◆ The task: Copy out the data below as written; omit any images.

— BEGIN Record extracts —

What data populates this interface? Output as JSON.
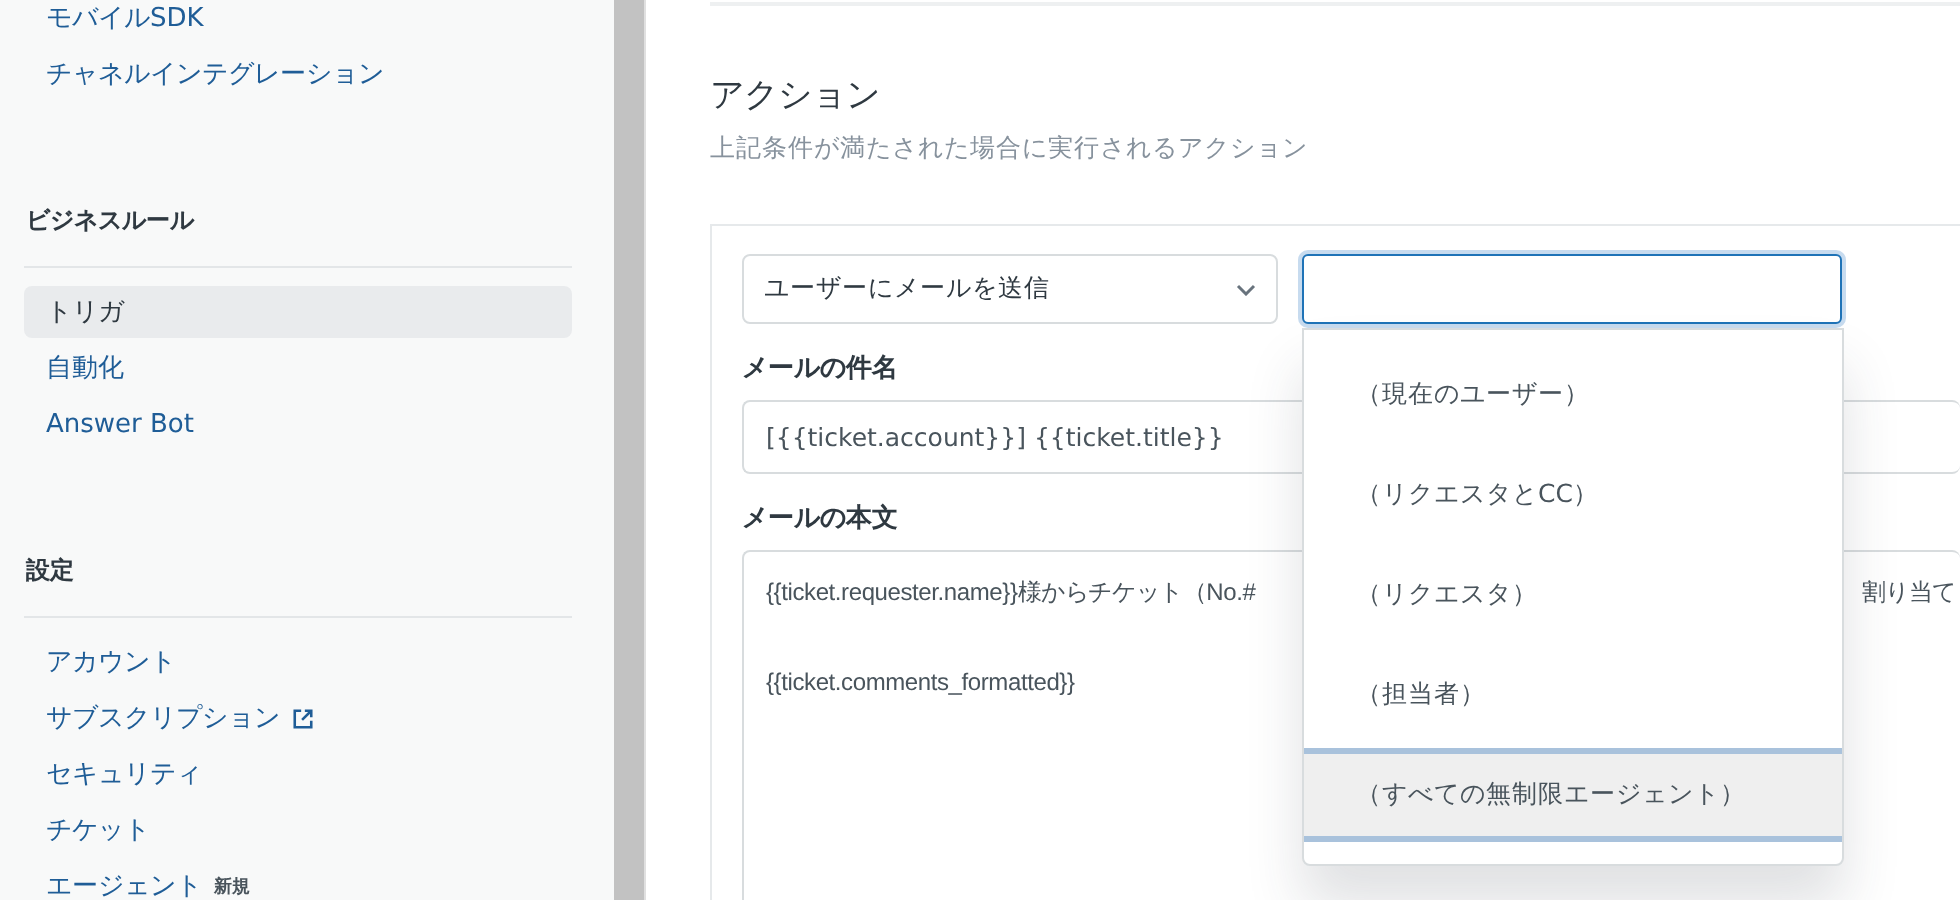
{
  "sidebar": {
    "items_top": [
      {
        "label": "モバイルSDK",
        "selected": false
      },
      {
        "label": "チャネルインテグレーション",
        "selected": false
      }
    ],
    "sections": [
      {
        "heading": "ビジネスルール",
        "items": [
          {
            "label": "トリガ",
            "selected": true
          },
          {
            "label": "自動化",
            "selected": false
          },
          {
            "label": "Answer Bot",
            "selected": false
          }
        ]
      },
      {
        "heading": "設定",
        "items": [
          {
            "label": "アカウント",
            "selected": false
          },
          {
            "label": "サブスクリプション",
            "selected": false,
            "external": true
          },
          {
            "label": "セキュリティ",
            "selected": false
          },
          {
            "label": "チケット",
            "selected": false
          },
          {
            "label": "エージェント",
            "selected": false,
            "badge": "新規"
          }
        ]
      }
    ]
  },
  "section": {
    "title": "アクション",
    "subtitle": "上記条件が満たされた場合に実行されるアクション"
  },
  "action": {
    "select": "ユーザーにメールを送信",
    "options": [
      {
        "label": "（現在のユーザー）",
        "selected": false
      },
      {
        "label": "（リクエスタとCC）",
        "selected": false
      },
      {
        "label": "（リクエスタ）",
        "selected": false
      },
      {
        "label": "（担当者）",
        "selected": false
      },
      {
        "label": "（すべての無制限エージェント）",
        "selected": true
      }
    ]
  },
  "subject": {
    "label": "メールの件名",
    "value": "[{{ticket.account}}] {{ticket.title}}"
  },
  "body": {
    "label": "メールの本文",
    "line_1_start": "{{ticket.requester.name}}様からチケット（No.#",
    "line_1_end": "割り当て",
    "line_2": "{{ticket.comments_formatted}}"
  }
}
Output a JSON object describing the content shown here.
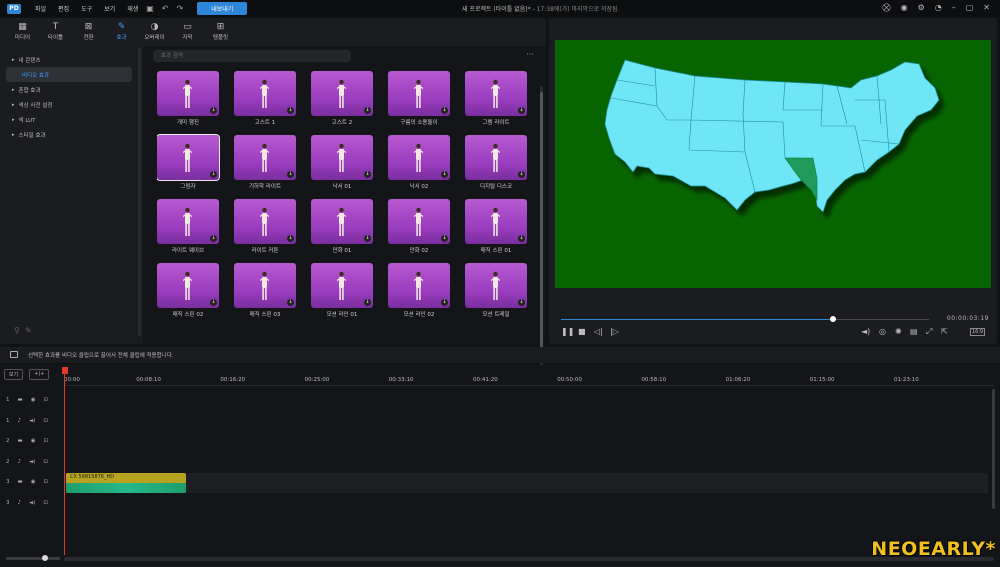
{
  "topbar": {
    "logo": "PD",
    "menus": [
      "파일",
      "편집",
      "도구",
      "보기",
      "재생"
    ],
    "export_label": "내보내기",
    "project_title": "새 프로젝트 (타이틀 없음)*",
    "saved_text": "17:38에(가) 마지막으로 저장됨"
  },
  "tabs": [
    {
      "label": "미디어",
      "icon": "media-icon"
    },
    {
      "label": "타이틀",
      "icon": "title-icon"
    },
    {
      "label": "전환",
      "icon": "transition-icon"
    },
    {
      "label": "효과",
      "icon": "effect-icon",
      "active": true
    },
    {
      "label": "오버레이",
      "icon": "overlay-icon"
    },
    {
      "label": "자막",
      "icon": "subtitle-icon"
    },
    {
      "label": "템플릿",
      "icon": "template-icon"
    }
  ],
  "tree": [
    {
      "label": "내 콘텐츠",
      "expanded": true
    },
    {
      "label": "비디오 효과",
      "selected": true
    },
    {
      "label": "혼합 효과"
    },
    {
      "label": "색상 사전 설정"
    },
    {
      "label": "색 LUT"
    },
    {
      "label": "스타일 효과"
    }
  ],
  "search": {
    "placeholder": "효과 검색"
  },
  "effects": [
    [
      "개미 행진",
      "고스트 1",
      "고스트 2",
      "구름의 소용돌이",
      "그렘 라이트"
    ],
    [
      "그림자",
      "기하학 라이트",
      "낙서 01",
      "낙서 02",
      "디지털 디스코"
    ],
    [
      "라이트 웨이브",
      "라이트 커튼",
      "만화 01",
      "만화 02",
      "매직 스핀 01"
    ],
    [
      "매직 스핀 02",
      "매직 스핀 03",
      "모션 라인 01",
      "모션 라인 02",
      "모션 트레일"
    ]
  ],
  "preview": {
    "timecode": "00:00:03:19",
    "progress": 0.74,
    "ratio": "16:9"
  },
  "hint": "선택한 효과를 비디오 클립으로 끌어서 전체 클립에 적용합니다.",
  "timeline": {
    "ticks": [
      "00:00",
      "00:08:10",
      "00:16:20",
      "00:25:00",
      "00:33:10",
      "00:41:20",
      "00:50:00",
      "00:58:10",
      "01:06:20",
      "01:15:00",
      "01:23:10"
    ],
    "tracks": [
      {
        "num": "1",
        "type": "video"
      },
      {
        "num": "1",
        "type": "audio"
      },
      {
        "num": "2",
        "type": "video"
      },
      {
        "num": "2",
        "type": "audio"
      },
      {
        "num": "3",
        "type": "video"
      },
      {
        "num": "3",
        "type": "audio"
      }
    ],
    "clip_name": "CX 59815876_HD",
    "tools": [
      "보기",
      "+|+"
    ]
  },
  "watermark": "NEOEARLY*",
  "colors": {
    "accent": "#2d86d8",
    "screen_bg": "#076500",
    "map_fill": "#6ee6f5",
    "clip": "#b8a320"
  }
}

— END Record extracts —

◆ Problem solution:
What data populates this interface? Output as JSON.
{
  "sidebar": {
    "items_top": [
      {
        "label": "モバイルSDK",
        "selected": false
      },
      {
        "label": "チャネルインテグレーション",
        "selected": false
      }
    ],
    "sections": [
      {
        "heading": "ビジネスルール",
        "items": [
          {
            "label": "トリガ",
            "selected": true
          },
          {
            "label": "自動化",
            "selected": false
          },
          {
            "label": "Answer Bot",
            "selected": false
          }
        ]
      },
      {
        "heading": "設定",
        "items": [
          {
            "label": "アカウント",
            "selected": false
          },
          {
            "label": "サブスクリプション",
            "selected": false,
            "external": true
          },
          {
            "label": "セキュリティ",
            "selected": false
          },
          {
            "label": "チケット",
            "selected": false
          },
          {
            "label": "エージェント",
            "selected": false,
            "badge": "新規"
          }
        ]
      }
    ]
  },
  "section": {
    "title": "アクション",
    "subtitle": "上記条件が満たされた場合に実行されるアクション"
  },
  "action": {
    "select": "ユーザーにメールを送信",
    "options": [
      {
        "label": "（現在のユーザー）",
        "selected": false
      },
      {
        "label": "（リクエスタとCC）",
        "selected": false
      },
      {
        "label": "（リクエスタ）",
        "selected": false
      },
      {
        "label": "（担当者）",
        "selected": false
      },
      {
        "label": "（すべての無制限エージェント）",
        "selected": true
      }
    ]
  },
  "subject": {
    "label": "メールの件名",
    "value": "[{{ticket.account}}] {{ticket.title}}"
  },
  "body": {
    "label": "メールの本文",
    "line_1_start": "{{ticket.requester.name}}様からチケット（No.#",
    "line_1_end": "割り当て",
    "line_2": "{{ticket.comments_formatted}}"
  }
}
Output a JSON object describing the content shown here.
{
  "topbar": {
    "logo": "PD",
    "menus": [
      "파일",
      "편집",
      "도구",
      "보기",
      "재생"
    ],
    "export_label": "내보내기",
    "project_title": "새 프로젝트 (타이틀 없음)*",
    "saved_text": "17:38에(가) 마지막으로 저장됨"
  },
  "tabs": [
    {
      "label": "미디어",
      "icon": "media-icon"
    },
    {
      "label": "타이틀",
      "icon": "title-icon"
    },
    {
      "label": "전환",
      "icon": "transition-icon"
    },
    {
      "label": "효과",
      "icon": "effect-icon",
      "active": true
    },
    {
      "label": "오버레이",
      "icon": "overlay-icon"
    },
    {
      "label": "자막",
      "icon": "subtitle-icon"
    },
    {
      "label": "템플릿",
      "icon": "template-icon"
    }
  ],
  "tree": [
    {
      "label": "내 콘텐츠",
      "expanded": true
    },
    {
      "label": "비디오 효과",
      "selected": true
    },
    {
      "label": "혼합 효과"
    },
    {
      "label": "색상 사전 설정"
    },
    {
      "label": "색 LUT"
    },
    {
      "label": "스타일 효과"
    }
  ],
  "search": {
    "placeholder": "효과 검색"
  },
  "effects": [
    [
      "개미 행진",
      "고스트 1",
      "고스트 2",
      "구름의 소용돌이",
      "그렘 라이트"
    ],
    [
      "그림자",
      "기하학 라이트",
      "낙서 01",
      "낙서 02",
      "디지털 디스코"
    ],
    [
      "라이트 웨이브",
      "라이트 커튼",
      "만화 01",
      "만화 02",
      "매직 스핀 01"
    ],
    [
      "매직 스핀 02",
      "매직 스핀 03",
      "모션 라인 01",
      "모션 라인 02",
      "모션 트레일"
    ]
  ],
  "preview": {
    "timecode": "00:00:03:19",
    "progress": 0.74,
    "ratio": "16:9"
  },
  "hint": "선택한 효과를 비디오 클립으로 끌어서 전체 클립에 적용합니다.",
  "timeline": {
    "ticks": [
      "00:00",
      "00:08:10",
      "00:16:20",
      "00:25:00",
      "00:33:10",
      "00:41:20",
      "00:50:00",
      "00:58:10",
      "01:06:20",
      "01:15:00",
      "01:23:10"
    ],
    "tracks": [
      {
        "num": "1",
        "type": "video"
      },
      {
        "num": "1",
        "type": "audio"
      },
      {
        "num": "2",
        "type": "video"
      },
      {
        "num": "2",
        "type": "audio"
      },
      {
        "num": "3",
        "type": "video"
      },
      {
        "num": "3",
        "type": "audio"
      }
    ],
    "clip_name": "CX 59815876_HD",
    "tools": [
      "보기",
      "+|+"
    ]
  },
  "watermark": "NEOEARLY*",
  "colors": {
    "accent": "#2d86d8",
    "screen_bg": "#076500",
    "map_fill": "#6ee6f5",
    "clip": "#b8a320"
  }
}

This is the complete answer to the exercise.